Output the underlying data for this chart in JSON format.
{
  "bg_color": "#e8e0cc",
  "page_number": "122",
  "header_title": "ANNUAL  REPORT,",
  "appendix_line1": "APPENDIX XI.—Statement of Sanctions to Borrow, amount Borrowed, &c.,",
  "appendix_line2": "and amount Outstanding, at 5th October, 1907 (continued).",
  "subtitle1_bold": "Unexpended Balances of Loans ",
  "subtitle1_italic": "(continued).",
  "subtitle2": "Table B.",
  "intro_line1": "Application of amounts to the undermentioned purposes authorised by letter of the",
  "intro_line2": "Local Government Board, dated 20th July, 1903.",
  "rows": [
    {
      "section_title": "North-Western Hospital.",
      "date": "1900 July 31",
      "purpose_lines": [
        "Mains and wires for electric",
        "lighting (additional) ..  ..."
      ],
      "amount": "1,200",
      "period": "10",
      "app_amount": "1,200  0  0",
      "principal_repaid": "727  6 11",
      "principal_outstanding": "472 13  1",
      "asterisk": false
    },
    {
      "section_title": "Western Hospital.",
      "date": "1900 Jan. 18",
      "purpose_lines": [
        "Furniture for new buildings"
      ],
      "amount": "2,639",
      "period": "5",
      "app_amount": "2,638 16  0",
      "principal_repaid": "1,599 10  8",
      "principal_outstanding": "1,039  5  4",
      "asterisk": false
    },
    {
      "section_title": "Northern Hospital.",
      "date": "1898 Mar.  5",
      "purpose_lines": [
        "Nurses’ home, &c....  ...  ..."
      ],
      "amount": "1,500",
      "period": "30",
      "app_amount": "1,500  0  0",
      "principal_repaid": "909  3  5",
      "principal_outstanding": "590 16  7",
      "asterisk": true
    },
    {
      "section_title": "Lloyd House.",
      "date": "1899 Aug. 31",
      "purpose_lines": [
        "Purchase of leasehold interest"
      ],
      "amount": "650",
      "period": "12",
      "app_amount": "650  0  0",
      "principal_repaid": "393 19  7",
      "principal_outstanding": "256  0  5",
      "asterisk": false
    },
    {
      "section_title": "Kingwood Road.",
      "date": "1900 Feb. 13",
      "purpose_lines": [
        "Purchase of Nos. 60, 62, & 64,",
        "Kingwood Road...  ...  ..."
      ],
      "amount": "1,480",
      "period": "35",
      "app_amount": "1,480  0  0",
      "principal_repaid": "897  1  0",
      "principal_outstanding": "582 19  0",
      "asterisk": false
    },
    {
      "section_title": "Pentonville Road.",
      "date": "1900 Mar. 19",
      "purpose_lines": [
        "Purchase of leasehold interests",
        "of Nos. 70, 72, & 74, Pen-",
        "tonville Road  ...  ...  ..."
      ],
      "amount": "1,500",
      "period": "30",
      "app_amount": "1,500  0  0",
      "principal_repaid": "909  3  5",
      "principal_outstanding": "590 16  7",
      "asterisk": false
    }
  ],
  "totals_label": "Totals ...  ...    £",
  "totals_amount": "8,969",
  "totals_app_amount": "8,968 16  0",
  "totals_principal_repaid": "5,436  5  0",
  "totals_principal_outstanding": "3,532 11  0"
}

___

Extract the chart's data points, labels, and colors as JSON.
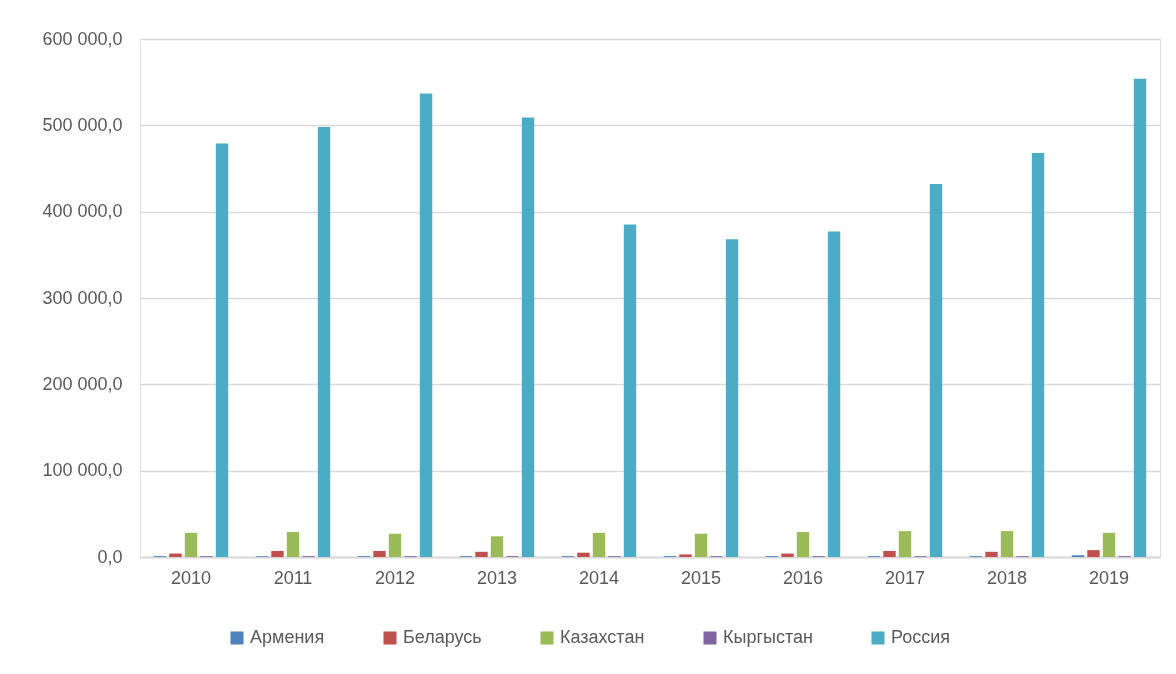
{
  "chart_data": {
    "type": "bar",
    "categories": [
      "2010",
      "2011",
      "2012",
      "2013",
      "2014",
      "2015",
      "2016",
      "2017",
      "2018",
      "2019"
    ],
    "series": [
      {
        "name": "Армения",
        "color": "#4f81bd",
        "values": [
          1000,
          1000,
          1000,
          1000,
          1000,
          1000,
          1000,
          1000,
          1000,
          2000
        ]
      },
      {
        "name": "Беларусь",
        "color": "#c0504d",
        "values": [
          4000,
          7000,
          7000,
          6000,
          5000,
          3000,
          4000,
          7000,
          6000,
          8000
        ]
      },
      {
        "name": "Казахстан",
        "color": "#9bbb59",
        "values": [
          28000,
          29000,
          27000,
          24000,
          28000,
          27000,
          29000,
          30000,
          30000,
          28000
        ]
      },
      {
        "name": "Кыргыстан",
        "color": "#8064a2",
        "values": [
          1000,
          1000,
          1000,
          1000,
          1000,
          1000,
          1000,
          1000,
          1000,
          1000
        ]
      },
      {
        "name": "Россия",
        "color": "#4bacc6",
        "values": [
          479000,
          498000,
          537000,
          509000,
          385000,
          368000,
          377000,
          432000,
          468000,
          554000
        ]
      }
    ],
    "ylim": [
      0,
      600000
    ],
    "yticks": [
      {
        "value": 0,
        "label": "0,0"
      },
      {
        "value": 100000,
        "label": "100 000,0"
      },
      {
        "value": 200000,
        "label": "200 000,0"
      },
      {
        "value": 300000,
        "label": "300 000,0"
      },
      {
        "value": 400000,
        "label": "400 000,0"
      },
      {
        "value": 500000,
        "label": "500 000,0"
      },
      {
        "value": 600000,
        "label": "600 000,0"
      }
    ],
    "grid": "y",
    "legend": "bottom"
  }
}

___

The task — Determine how many lines contain the word "name" and reply with that number alone.

Solution for this task — 5